===== RECORD EXCERPTS =====

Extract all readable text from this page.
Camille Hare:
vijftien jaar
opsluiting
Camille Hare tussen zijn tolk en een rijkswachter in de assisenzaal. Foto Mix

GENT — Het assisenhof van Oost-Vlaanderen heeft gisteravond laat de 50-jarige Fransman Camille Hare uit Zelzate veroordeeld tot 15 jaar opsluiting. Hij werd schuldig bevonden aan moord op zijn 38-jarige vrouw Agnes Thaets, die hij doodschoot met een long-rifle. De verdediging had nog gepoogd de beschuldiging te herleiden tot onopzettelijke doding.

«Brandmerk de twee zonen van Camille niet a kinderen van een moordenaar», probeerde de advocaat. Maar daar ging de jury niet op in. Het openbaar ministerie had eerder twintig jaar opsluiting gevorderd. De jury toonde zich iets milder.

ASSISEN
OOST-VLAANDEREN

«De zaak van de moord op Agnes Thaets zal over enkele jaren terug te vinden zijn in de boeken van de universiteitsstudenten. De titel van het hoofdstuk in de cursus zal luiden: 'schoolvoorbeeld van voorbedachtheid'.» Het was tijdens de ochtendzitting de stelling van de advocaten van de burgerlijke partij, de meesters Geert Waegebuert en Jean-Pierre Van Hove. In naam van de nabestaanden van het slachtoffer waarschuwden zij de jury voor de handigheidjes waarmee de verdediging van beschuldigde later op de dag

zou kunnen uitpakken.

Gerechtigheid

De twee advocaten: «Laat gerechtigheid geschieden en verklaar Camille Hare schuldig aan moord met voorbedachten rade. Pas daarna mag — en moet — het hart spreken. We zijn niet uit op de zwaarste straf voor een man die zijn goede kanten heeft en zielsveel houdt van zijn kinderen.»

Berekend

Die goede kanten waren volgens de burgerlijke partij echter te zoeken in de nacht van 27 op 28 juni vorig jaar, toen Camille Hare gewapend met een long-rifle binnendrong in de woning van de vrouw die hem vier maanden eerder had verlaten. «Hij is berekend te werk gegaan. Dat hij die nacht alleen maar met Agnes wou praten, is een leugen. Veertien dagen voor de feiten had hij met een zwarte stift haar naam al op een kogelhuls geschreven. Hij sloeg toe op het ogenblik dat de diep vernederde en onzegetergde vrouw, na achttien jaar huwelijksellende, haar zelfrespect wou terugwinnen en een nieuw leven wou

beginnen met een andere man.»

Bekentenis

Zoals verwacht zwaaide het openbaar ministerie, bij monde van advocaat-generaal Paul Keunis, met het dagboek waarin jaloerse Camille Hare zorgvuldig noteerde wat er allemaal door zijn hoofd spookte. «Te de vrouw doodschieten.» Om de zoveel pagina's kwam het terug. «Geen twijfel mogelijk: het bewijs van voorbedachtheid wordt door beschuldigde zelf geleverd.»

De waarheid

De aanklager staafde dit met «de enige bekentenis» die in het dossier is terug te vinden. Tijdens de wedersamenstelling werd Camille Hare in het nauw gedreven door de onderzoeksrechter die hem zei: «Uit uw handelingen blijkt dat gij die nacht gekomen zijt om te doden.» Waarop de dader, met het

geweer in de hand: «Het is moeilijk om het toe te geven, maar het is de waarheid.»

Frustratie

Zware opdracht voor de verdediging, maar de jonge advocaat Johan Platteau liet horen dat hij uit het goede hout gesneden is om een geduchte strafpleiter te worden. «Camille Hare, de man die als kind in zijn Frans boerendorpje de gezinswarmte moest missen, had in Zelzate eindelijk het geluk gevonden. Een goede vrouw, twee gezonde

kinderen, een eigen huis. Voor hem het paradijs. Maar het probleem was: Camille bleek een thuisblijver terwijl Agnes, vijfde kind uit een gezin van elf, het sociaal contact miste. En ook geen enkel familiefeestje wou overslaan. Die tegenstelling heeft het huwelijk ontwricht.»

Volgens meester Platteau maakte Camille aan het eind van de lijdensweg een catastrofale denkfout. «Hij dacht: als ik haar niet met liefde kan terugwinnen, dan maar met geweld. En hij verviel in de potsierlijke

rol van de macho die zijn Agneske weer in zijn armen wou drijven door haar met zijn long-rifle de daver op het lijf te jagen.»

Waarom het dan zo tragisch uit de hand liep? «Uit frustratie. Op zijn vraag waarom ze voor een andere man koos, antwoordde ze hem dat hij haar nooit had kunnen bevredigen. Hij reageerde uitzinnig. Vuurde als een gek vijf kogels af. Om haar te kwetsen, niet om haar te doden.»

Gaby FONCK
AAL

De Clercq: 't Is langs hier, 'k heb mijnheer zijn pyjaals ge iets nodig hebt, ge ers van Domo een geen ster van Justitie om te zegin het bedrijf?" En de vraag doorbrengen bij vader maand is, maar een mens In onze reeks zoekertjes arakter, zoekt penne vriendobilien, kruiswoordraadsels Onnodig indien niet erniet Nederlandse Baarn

=====

▸ EXERCISE TASK: Copy out each line of the data where the string "kunnen" appears.

▸ IN RESPONSE:
zou kunnen uitpakken.
Waarom het dan zo tragisch uit de hand liep? «Uit frustratie. Op zijn vraag waarom ze voor een andere man koos, antwoordde ze hem dat hij haar nooit had kunnen bevredigen. Hij reageerde uitzinnig. Vuurde als een gek vijf kogels af. Om haar te kwetsen, niet om haar te doden.»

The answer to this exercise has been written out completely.